Document transcription data:
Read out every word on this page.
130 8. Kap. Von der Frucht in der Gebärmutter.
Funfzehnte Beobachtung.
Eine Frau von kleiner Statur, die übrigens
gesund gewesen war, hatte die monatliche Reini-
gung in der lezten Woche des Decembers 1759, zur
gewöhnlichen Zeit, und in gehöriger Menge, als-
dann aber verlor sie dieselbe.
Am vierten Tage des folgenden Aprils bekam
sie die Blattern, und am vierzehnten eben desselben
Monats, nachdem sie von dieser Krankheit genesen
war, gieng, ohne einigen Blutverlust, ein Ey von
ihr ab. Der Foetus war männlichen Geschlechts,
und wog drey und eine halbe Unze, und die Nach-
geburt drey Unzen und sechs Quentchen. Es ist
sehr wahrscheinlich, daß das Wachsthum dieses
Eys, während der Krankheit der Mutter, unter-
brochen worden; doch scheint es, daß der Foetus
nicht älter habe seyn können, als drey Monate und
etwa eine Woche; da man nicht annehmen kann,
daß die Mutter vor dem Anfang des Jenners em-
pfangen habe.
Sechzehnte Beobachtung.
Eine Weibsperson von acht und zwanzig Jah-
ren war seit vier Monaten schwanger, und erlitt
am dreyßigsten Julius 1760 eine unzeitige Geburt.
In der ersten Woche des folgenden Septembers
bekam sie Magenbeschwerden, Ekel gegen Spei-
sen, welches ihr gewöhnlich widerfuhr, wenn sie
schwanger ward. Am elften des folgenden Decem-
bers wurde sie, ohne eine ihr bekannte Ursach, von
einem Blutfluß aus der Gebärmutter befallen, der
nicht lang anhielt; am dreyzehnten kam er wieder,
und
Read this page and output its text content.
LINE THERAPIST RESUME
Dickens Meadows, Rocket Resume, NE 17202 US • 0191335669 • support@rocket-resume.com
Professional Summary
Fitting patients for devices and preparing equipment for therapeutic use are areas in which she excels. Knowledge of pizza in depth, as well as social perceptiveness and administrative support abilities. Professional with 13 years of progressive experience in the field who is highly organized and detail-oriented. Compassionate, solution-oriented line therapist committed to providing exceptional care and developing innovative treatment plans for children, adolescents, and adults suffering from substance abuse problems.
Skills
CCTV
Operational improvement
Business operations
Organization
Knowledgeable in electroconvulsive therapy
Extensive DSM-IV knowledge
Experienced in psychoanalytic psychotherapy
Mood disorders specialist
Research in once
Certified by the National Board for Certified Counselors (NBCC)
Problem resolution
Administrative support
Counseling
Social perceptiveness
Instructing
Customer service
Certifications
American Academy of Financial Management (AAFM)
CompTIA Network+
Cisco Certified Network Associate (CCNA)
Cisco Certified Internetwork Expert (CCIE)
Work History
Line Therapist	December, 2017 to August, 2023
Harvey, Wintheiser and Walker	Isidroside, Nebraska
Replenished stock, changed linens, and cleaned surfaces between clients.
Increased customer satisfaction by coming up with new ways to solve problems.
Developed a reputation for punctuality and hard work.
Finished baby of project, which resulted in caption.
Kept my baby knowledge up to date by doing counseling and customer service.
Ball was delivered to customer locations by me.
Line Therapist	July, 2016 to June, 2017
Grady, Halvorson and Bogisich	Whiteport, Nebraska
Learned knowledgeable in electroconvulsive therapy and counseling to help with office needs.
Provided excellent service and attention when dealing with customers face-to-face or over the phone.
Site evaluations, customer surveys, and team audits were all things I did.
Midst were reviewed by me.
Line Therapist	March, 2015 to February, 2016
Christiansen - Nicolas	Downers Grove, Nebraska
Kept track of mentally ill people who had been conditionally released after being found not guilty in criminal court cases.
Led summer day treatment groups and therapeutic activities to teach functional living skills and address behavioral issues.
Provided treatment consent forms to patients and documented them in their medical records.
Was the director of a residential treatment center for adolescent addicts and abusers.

• **Your goal**
Among the records, find the lines that contain "bekam" and copy each of them.

• **Result of the task**
Am vierten Tage des folgenden Aprils bekam
bekam sie Magenbeschwerden, Ekel gegen Spei-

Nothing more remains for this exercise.